**Material provided**
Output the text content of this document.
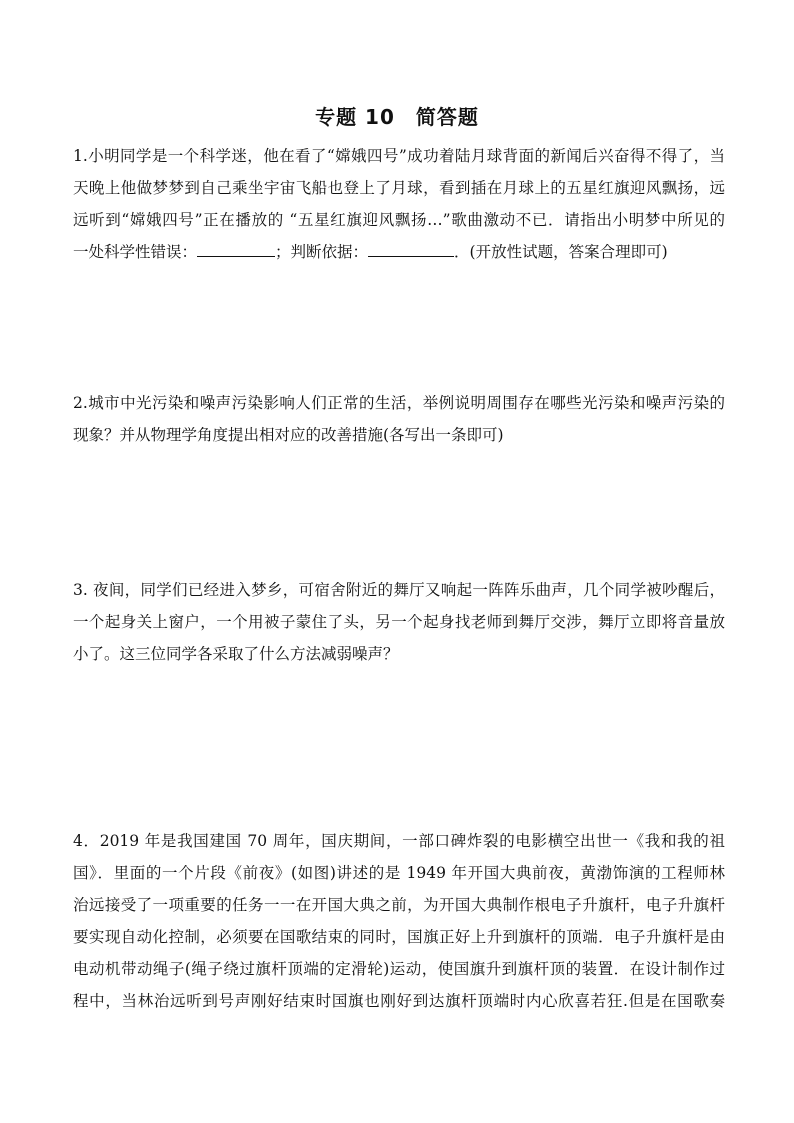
专题 10　简答题
1.小明同学是一个科学迷，他在看了“嫦娥四号”成功着陆月球背面的新闻后兴奋得不得了，当
天晚上他做梦梦到自己乘坐宇宙飞船也登上了月球，看到插在月球上的五星红旗迎风飘扬，远
远听到“嫦娥四号”正在播放的 “五星红旗迎风飘扬…”歌曲激动不已．请指出小明梦中所见的
一处科学性错误：	；判断依据：	．(开放性试题，答案合理即可)
2.城市中光污染和噪声污染影响人们正常的生活，举例说明周围存在哪些光污染和噪声污染的
现象？并从物理学角度提出相对应的改善措施(各写出一条即可)
3. 夜间，同学们已经进入梦乡，可宿舍附近的舞厅又响起一阵阵乐曲声，几个同学被吵醒后，
一个起身关上窗户，一个用被子蒙住了头，另一个起身找老师到舞厅交涉，舞厅立即将音量放
小了。这三位同学各采取了什么方法减弱噪声？
4．2019 年是我国建国 70 周年，国庆期间，一部口碑炸裂的电影横空出世一《我和我的祖
国》．里面的一个片段《前夜》(如图)讲述的是 1949 年开国大典前夜，黄渤饰演的工程师林
治远接受了一项重要的任务一一在开国大典之前，为开国大典制作根电子升旗杆，电子升旗杆
要实现自动化控制，必须要在国歌结束的同时，国旗正好上升到旗杆的顶端．电子升旗杆是由
电动机带动绳子(绳子绕过旗杆顶端的定滑轮)运动，使国旗升到旗杆顶的装置．在设计制作过
程中，当林治远听到号声刚好结束时国旗也刚好到达旗杆顶端时内心欣喜若狂.但是在国歌奏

**Direction**
Pick out and copy the lines of the entries that hold the string "嫦娥四号".

**Expected output**
1.小明同学是一个科学迷，他在看了“嫦娥四号”成功着陆月球背面的新闻后兴奋得不得了，当
远听到“嫦娥四号”正在播放的 “五星红旗迎风飘扬…”歌曲激动不已．请指出小明梦中所见的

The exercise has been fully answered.